● SHORT EXERCISE
Word for word, set down the records and skip each picture.

● RECORDS PROVIDED
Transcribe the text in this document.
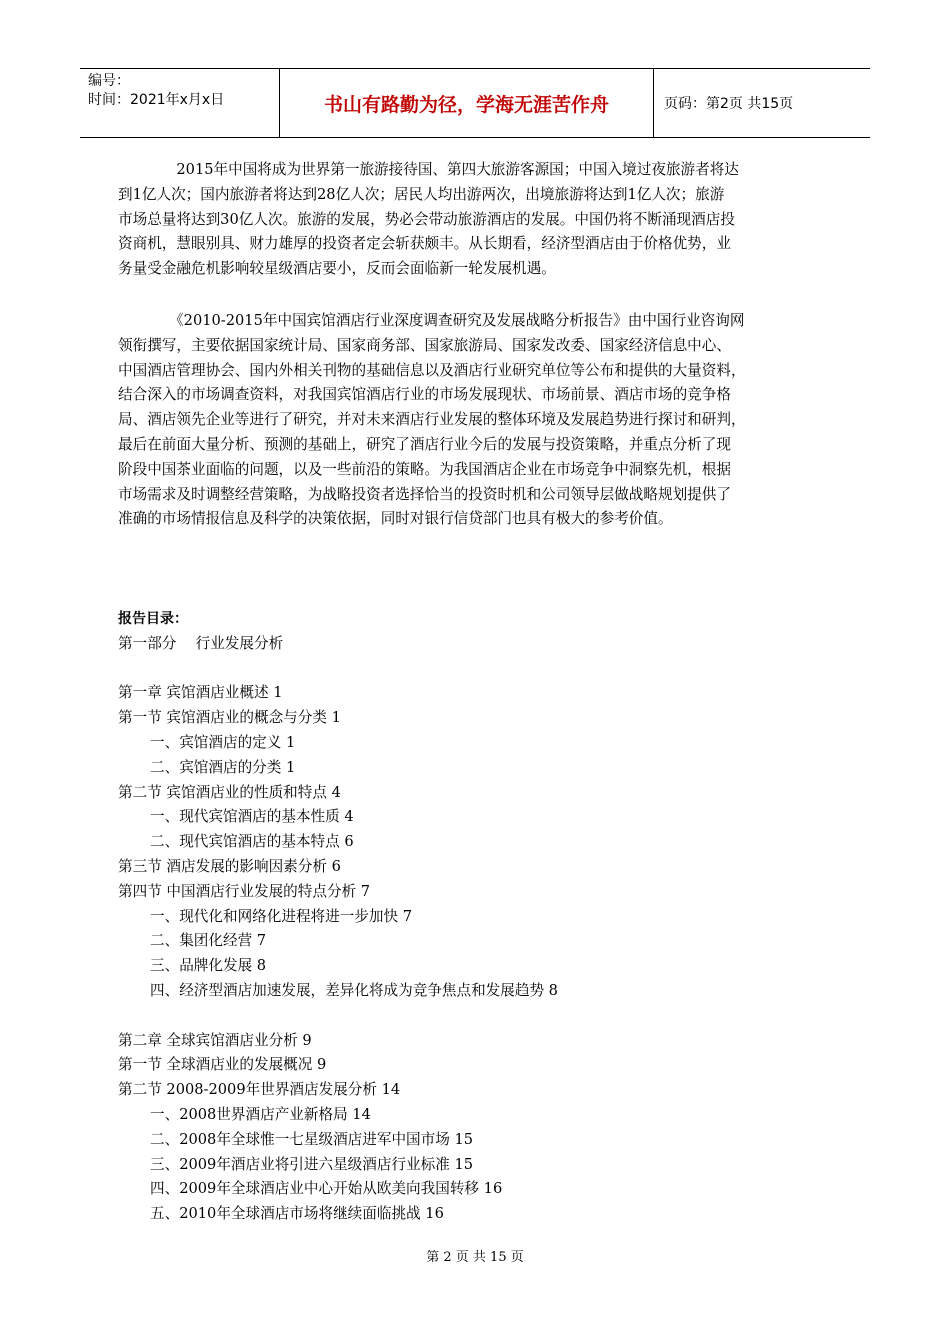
编号：
时间：2021年x月x日	书山有路勤为径，学海无涯苦作舟	页码：第2页 共15页
　　　　2015年中国将成为世界第一旅游接待国、第四大旅游客源国；中国入境过夜旅游者将达
到1亿人次；国内旅游者将达到28亿人次；居民人均出游两次，出境旅游将达到1亿人次；旅游
市场总量将达到30亿人次。旅游的发展，势必会带动旅游酒店的发展。中国仍将不断涌现酒店投
资商机，慧眼别具、财力雄厚的投资者定会斩获颇丰。从长期看，经济型酒店由于价格优势，业
务量受金融危机影响较星级酒店要小，反而会面临新一轮发展机遇。
　　　　《2010-2015年中国宾馆酒店行业深度调查研究及发展战略分析报告》由中国行业咨询网
领衔撰写，主要依据国家统计局、国家商务部、国家旅游局、国家发改委、国家经济信息中心、
中国酒店管理协会、国内外相关刊物的基础信息以及酒店行业研究单位等公布和提供的大量资料，
结合深入的市场调查资料，对我国宾馆酒店行业的市场发展现状、市场前景、酒店市场的竞争格
局、酒店领先企业等进行了研究，并对未来酒店行业发展的整体环境及发展趋势进行探讨和研判，
最后在前面大量分析、预测的基础上，研究了酒店行业今后的发展与投资策略，并重点分析了现
阶段中国茶业面临的问题，以及一些前沿的策略。为我国酒店企业在市场竞争中洞察先机，根据
市场需求及时调整经营策略，为战略投资者选择恰当的投资时机和公司领导层做战略规划提供了
准确的市场情报信息及科学的决策依据，同时对银行信贷部门也具有极大的参考价值。
报告目录：
第一部分　 行业发展分析
第一章 宾馆酒店业概述 1
第一节 宾馆酒店业的概念与分类 1
一、宾馆酒店的定义 1
二、宾馆酒店的分类 1
第二节 宾馆酒店业的性质和特点 4
一、现代宾馆酒店的基本性质 4
二、现代宾馆酒店的基本特点 6
第三节 酒店发展的影响因素分析 6
第四节 中国酒店行业发展的特点分析 7
一、现代化和网络化进程将进一步加快 7
二、集团化经营 7
三、品牌化发展 8
四、经济型酒店加速发展，差异化将成为竞争焦点和发展趋势 8
第二章 全球宾馆酒店业分析 9
第一节 全球酒店业的发展概况 9
第二节 2008-2009年世界酒店发展分析 14
一、2008世界酒店产业新格局 14
二、2008年全球惟一七星级酒店进军中国市场 15
三、2009年酒店业将引进六星级酒店行业标准 15
四、2009年全球酒店业中心开始从欧美向我国转移 16
五、2010年全球酒店市场将继续面临挑战 16
第 2 页 共 15 页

● THE SOLUTION
Transcribe the text in this document.
编号：
时间：2021年x月x日	书山有路勤为径，学海无涯苦作舟	页码：第2页 共15页
　　　　2015年中国将成为世界第一旅游接待国、第四大旅游客源国；中国入境过夜旅游者将达
到1亿人次；国内旅游者将达到28亿人次；居民人均出游两次，出境旅游将达到1亿人次；旅游
市场总量将达到30亿人次。旅游的发展，势必会带动旅游酒店的发展。中国仍将不断涌现酒店投
资商机，慧眼别具、财力雄厚的投资者定会斩获颇丰。从长期看，经济型酒店由于价格优势，业
务量受金融危机影响较星级酒店要小，反而会面临新一轮发展机遇。
　　　　《2010-2015年中国宾馆酒店行业深度调查研究及发展战略分析报告》由中国行业咨询网
领衔撰写，主要依据国家统计局、国家商务部、国家旅游局、国家发改委、国家经济信息中心、
中国酒店管理协会、国内外相关刊物的基础信息以及酒店行业研究单位等公布和提供的大量资料，
结合深入的市场调查资料，对我国宾馆酒店行业的市场发展现状、市场前景、酒店市场的竞争格
局、酒店领先企业等进行了研究，并对未来酒店行业发展的整体环境及发展趋势进行探讨和研判，
最后在前面大量分析、预测的基础上，研究了酒店行业今后的发展与投资策略，并重点分析了现
阶段中国茶业面临的问题，以及一些前沿的策略。为我国酒店企业在市场竞争中洞察先机，根据
市场需求及时调整经营策略，为战略投资者选择恰当的投资时机和公司领导层做战略规划提供了
准确的市场情报信息及科学的决策依据，同时对银行信贷部门也具有极大的参考价值。
报告目录：
第一部分　 行业发展分析
第一章 宾馆酒店业概述 1
第一节 宾馆酒店业的概念与分类 1
一、宾馆酒店的定义 1
二、宾馆酒店的分类 1
第二节 宾馆酒店业的性质和特点 4
一、现代宾馆酒店的基本性质 4
二、现代宾馆酒店的基本特点 6
第三节 酒店发展的影响因素分析 6
第四节 中国酒店行业发展的特点分析 7
一、现代化和网络化进程将进一步加快 7
二、集团化经营 7
三、品牌化发展 8
四、经济型酒店加速发展，差异化将成为竞争焦点和发展趋势 8
第二章 全球宾馆酒店业分析 9
第一节 全球酒店业的发展概况 9
第二节 2008-2009年世界酒店发展分析 14
一、2008世界酒店产业新格局 14
二、2008年全球惟一七星级酒店进军中国市场 15
三、2009年酒店业将引进六星级酒店行业标准 15
四、2009年全球酒店业中心开始从欧美向我国转移 16
五、2010年全球酒店市场将继续面临挑战 16
第 2 页 共 15 页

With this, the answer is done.